*Required work*
Please copy every line of the records below that holds the word "legend".

*Listing*
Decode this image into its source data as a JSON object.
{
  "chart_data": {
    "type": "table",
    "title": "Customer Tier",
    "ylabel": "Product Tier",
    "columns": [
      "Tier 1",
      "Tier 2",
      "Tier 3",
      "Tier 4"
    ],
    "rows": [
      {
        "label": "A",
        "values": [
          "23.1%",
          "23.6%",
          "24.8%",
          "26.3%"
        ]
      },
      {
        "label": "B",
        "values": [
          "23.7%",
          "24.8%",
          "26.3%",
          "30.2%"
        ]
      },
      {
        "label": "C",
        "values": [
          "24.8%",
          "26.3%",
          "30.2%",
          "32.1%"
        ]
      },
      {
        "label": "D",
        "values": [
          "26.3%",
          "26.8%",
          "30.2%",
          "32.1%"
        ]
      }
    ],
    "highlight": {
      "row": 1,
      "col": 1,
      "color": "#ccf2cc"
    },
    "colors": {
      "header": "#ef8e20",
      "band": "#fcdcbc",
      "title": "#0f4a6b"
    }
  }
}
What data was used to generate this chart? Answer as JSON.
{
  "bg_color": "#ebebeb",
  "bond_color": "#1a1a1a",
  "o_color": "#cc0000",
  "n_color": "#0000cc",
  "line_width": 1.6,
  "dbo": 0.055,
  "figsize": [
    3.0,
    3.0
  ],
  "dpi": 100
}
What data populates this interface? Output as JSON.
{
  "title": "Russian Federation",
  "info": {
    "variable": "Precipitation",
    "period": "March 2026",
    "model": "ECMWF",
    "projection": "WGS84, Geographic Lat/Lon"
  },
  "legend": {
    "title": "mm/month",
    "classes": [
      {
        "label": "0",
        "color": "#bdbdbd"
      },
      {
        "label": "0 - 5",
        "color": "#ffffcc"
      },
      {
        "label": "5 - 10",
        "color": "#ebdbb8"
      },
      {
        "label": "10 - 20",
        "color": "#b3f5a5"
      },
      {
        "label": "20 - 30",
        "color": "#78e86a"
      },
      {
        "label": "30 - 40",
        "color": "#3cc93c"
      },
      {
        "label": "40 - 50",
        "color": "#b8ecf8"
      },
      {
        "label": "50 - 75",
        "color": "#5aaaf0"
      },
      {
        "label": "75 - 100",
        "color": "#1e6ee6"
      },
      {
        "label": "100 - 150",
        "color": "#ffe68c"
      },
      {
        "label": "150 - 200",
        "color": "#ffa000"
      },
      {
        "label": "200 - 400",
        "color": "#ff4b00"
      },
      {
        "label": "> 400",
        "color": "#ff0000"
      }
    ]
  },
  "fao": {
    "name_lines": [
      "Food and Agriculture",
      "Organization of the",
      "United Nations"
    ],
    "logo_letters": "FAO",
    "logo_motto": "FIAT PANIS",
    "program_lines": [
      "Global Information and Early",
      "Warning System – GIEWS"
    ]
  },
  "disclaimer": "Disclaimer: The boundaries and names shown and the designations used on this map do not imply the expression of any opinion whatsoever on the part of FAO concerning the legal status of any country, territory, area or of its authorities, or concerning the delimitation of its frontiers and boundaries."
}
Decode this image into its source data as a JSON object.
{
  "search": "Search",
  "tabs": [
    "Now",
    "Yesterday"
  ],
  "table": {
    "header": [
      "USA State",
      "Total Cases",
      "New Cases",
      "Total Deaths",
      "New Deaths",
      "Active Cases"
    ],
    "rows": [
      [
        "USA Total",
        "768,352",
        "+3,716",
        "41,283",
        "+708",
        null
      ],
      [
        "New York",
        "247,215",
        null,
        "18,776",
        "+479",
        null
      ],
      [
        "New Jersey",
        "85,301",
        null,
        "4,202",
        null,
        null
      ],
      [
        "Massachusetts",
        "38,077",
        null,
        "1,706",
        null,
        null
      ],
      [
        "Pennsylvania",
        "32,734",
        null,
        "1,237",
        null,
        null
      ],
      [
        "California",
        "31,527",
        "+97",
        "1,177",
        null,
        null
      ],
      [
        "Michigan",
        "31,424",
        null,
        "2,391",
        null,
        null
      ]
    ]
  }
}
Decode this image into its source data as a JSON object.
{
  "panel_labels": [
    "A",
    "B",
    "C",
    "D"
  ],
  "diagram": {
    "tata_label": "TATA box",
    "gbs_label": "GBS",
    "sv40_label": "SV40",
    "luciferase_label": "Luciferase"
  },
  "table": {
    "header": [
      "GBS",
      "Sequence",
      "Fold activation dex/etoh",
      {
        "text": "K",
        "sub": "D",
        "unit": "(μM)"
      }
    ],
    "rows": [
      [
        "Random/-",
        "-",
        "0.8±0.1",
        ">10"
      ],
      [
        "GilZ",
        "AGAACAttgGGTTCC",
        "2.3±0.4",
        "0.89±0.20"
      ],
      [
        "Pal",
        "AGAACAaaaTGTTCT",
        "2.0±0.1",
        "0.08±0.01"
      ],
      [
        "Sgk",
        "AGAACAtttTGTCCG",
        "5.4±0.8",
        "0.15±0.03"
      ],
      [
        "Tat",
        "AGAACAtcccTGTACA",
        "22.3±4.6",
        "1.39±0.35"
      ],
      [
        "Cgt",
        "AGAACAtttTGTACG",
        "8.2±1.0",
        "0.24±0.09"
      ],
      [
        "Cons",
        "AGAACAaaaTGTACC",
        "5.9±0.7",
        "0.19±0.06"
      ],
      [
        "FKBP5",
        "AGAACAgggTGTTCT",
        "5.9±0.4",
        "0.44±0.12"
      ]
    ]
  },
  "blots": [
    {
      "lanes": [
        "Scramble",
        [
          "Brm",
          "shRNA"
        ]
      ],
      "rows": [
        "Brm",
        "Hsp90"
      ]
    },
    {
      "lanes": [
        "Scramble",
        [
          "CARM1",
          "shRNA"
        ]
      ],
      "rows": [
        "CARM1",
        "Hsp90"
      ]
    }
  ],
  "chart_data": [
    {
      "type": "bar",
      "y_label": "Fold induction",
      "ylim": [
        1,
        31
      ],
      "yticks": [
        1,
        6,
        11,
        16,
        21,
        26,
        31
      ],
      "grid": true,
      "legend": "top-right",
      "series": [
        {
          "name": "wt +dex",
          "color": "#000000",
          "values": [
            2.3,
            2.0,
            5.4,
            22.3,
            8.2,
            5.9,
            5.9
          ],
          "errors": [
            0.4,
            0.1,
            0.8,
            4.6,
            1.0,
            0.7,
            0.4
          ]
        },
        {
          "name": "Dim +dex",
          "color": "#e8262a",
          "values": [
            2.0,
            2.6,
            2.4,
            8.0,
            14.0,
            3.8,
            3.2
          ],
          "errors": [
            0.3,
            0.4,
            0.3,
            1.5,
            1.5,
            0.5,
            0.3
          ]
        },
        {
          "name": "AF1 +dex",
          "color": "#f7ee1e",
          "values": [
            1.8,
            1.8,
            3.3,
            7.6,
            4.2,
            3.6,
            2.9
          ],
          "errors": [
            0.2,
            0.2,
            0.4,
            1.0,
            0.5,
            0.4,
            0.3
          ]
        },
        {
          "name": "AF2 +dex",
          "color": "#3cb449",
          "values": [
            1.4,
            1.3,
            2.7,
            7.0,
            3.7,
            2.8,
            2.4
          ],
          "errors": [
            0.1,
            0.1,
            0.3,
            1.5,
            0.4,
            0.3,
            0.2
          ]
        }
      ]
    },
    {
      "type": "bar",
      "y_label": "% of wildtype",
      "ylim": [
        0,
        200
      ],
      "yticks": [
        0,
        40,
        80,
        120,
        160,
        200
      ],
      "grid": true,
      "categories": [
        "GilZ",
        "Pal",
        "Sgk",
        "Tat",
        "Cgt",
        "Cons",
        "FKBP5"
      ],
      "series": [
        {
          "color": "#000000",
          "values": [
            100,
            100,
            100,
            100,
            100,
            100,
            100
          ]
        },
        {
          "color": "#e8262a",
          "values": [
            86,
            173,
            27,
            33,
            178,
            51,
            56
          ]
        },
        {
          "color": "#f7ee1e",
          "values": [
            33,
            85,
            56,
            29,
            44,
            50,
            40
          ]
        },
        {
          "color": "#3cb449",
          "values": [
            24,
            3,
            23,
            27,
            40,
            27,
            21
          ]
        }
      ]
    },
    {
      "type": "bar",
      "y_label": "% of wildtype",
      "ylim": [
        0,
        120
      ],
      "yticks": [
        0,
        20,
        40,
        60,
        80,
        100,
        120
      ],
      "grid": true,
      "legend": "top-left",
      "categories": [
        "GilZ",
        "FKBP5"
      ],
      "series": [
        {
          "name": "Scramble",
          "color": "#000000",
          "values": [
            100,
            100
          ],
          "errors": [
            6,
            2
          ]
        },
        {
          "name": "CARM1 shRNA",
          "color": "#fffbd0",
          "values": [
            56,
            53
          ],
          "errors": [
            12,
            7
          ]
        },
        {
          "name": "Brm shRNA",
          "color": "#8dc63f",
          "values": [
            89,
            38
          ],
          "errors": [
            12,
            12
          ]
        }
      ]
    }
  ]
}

*Task result*
  "legend": {
      "legend": "top-right",
      "legend": "top-left",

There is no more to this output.